Tally every line of the listing where the string "this" is found, and state the total alone.

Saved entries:
───

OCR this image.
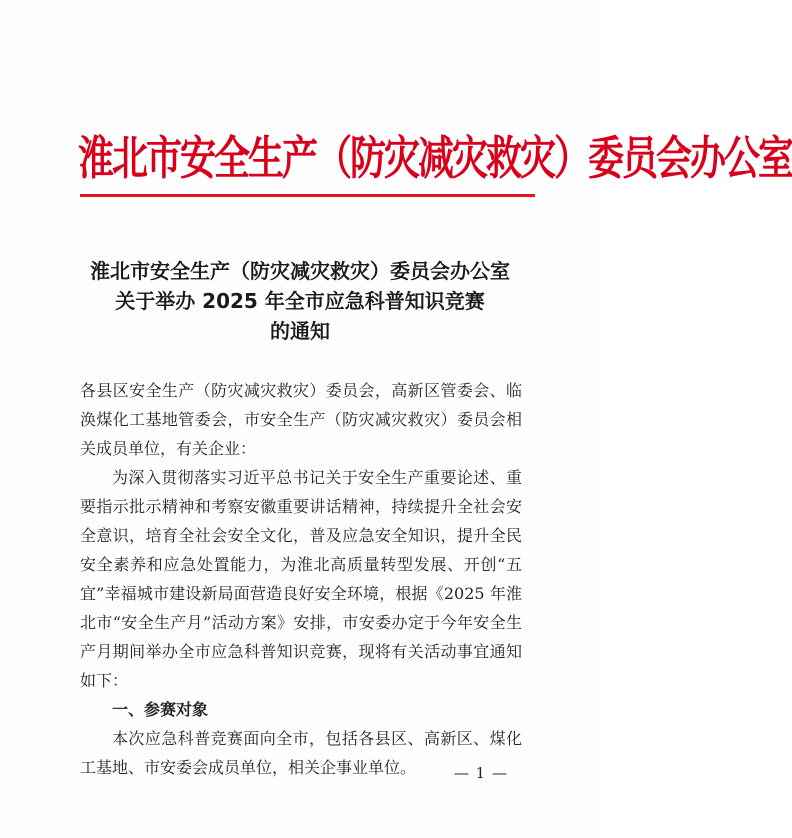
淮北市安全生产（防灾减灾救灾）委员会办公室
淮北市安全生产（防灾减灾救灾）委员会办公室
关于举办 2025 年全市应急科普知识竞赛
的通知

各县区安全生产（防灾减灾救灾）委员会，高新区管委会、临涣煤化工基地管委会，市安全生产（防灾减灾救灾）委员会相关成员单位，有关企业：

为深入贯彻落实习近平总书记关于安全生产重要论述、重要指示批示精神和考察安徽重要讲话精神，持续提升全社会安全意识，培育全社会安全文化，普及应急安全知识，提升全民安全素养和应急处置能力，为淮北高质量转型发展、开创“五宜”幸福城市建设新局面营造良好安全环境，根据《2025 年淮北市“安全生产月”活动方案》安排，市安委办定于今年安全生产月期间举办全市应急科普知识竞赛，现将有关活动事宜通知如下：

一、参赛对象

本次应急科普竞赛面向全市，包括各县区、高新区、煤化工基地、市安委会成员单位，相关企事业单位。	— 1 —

───

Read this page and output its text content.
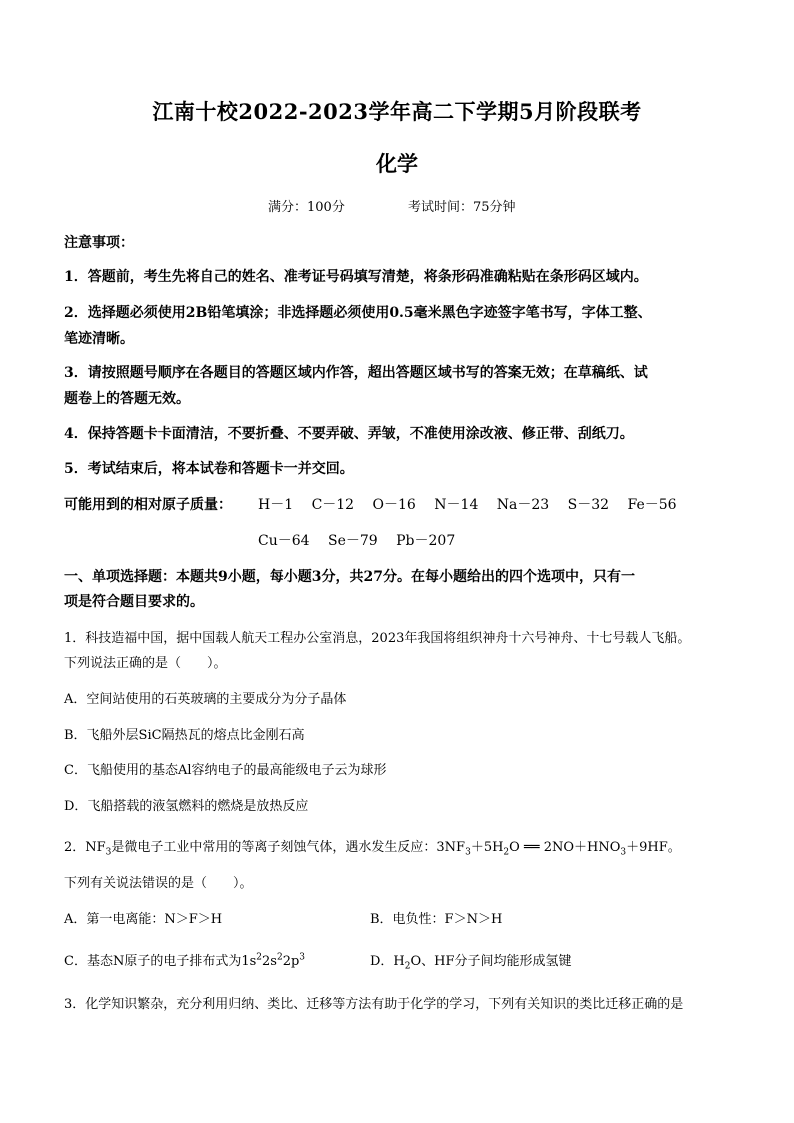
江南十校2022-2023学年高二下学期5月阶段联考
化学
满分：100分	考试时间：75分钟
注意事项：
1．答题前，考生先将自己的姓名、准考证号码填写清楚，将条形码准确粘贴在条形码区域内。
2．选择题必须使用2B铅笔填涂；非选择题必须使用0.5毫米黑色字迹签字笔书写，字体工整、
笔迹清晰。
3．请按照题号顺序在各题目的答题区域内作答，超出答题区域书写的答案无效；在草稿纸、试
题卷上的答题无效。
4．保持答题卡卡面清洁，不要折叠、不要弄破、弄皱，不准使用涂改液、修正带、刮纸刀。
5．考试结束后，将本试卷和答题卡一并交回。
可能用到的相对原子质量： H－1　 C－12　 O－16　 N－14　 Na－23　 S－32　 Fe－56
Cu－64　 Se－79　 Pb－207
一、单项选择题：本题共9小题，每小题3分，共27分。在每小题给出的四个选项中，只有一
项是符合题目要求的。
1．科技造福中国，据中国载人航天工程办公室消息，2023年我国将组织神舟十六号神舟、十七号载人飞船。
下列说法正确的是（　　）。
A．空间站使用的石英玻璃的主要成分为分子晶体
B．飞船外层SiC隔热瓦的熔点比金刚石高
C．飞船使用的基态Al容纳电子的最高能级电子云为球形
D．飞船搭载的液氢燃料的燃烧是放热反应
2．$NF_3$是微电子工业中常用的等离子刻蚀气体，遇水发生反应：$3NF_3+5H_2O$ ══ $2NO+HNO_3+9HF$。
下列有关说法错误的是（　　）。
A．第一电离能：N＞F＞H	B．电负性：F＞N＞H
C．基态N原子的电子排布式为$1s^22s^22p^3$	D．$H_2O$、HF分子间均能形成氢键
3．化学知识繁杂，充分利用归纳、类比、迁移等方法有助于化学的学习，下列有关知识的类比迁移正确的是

───

● **CORRECT ANSWER**: 2